▽

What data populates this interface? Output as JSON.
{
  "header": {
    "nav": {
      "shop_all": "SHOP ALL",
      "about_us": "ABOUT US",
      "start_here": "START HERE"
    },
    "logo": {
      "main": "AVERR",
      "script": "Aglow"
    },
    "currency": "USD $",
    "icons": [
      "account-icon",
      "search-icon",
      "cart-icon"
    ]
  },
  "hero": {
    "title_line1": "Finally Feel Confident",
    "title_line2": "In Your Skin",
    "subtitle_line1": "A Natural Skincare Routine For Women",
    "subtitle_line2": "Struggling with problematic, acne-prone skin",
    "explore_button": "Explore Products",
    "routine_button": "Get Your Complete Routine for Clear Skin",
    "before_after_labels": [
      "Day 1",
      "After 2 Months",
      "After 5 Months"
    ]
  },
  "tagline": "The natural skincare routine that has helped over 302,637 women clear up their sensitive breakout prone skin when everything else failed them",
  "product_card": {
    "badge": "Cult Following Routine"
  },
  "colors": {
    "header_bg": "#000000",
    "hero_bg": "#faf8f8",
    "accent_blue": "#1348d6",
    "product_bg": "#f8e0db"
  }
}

△
▽

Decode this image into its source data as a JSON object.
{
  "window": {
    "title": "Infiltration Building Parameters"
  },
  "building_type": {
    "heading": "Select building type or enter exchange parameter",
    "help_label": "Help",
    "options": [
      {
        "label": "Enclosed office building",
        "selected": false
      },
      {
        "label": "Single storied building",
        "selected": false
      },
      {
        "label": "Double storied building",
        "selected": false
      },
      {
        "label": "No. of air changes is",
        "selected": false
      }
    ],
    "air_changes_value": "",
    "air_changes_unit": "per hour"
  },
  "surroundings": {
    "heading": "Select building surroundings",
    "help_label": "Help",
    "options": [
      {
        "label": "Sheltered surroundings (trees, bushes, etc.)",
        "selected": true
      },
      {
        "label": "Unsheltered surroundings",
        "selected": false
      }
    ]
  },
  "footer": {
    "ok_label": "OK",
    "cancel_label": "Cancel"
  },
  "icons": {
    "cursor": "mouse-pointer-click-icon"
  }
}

△
▽

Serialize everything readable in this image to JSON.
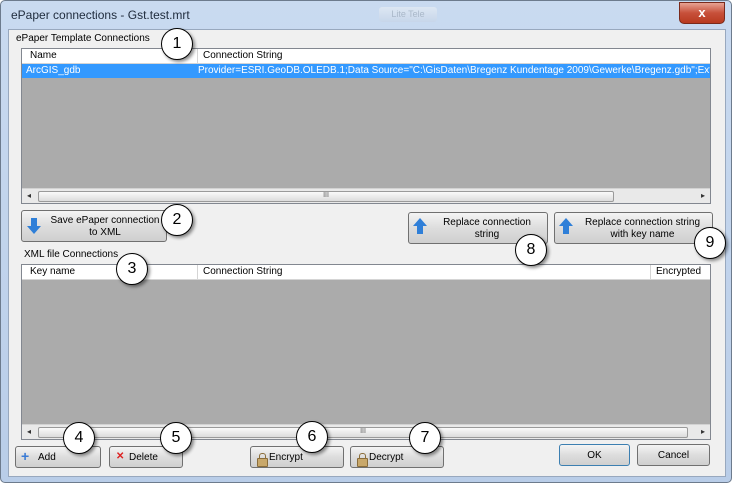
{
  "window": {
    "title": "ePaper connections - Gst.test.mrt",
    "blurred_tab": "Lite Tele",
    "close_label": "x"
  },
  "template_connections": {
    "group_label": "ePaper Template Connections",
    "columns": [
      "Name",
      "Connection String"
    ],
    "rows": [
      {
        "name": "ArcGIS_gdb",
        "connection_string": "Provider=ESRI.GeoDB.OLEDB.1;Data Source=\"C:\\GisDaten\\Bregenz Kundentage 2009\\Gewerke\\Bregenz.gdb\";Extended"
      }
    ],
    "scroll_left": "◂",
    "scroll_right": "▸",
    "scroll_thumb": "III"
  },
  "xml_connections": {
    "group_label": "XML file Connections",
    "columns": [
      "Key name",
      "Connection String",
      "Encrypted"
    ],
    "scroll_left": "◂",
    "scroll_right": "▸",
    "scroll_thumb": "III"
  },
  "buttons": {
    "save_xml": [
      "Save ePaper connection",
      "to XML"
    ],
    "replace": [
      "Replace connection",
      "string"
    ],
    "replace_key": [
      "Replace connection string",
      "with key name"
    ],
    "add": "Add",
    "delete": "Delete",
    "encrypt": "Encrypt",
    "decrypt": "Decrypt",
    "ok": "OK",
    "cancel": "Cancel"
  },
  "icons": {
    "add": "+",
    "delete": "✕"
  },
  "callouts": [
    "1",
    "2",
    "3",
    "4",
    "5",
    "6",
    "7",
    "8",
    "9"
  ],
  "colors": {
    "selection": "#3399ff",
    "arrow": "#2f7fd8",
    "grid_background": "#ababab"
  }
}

△

REQUIRED TASK » Read through the data and copy every line where "with" shows up.

ANSWER FOR THIS EXERCISE »
    "subtitle_line2": "Struggling with problematic, acne-prone skin",
      "with key name"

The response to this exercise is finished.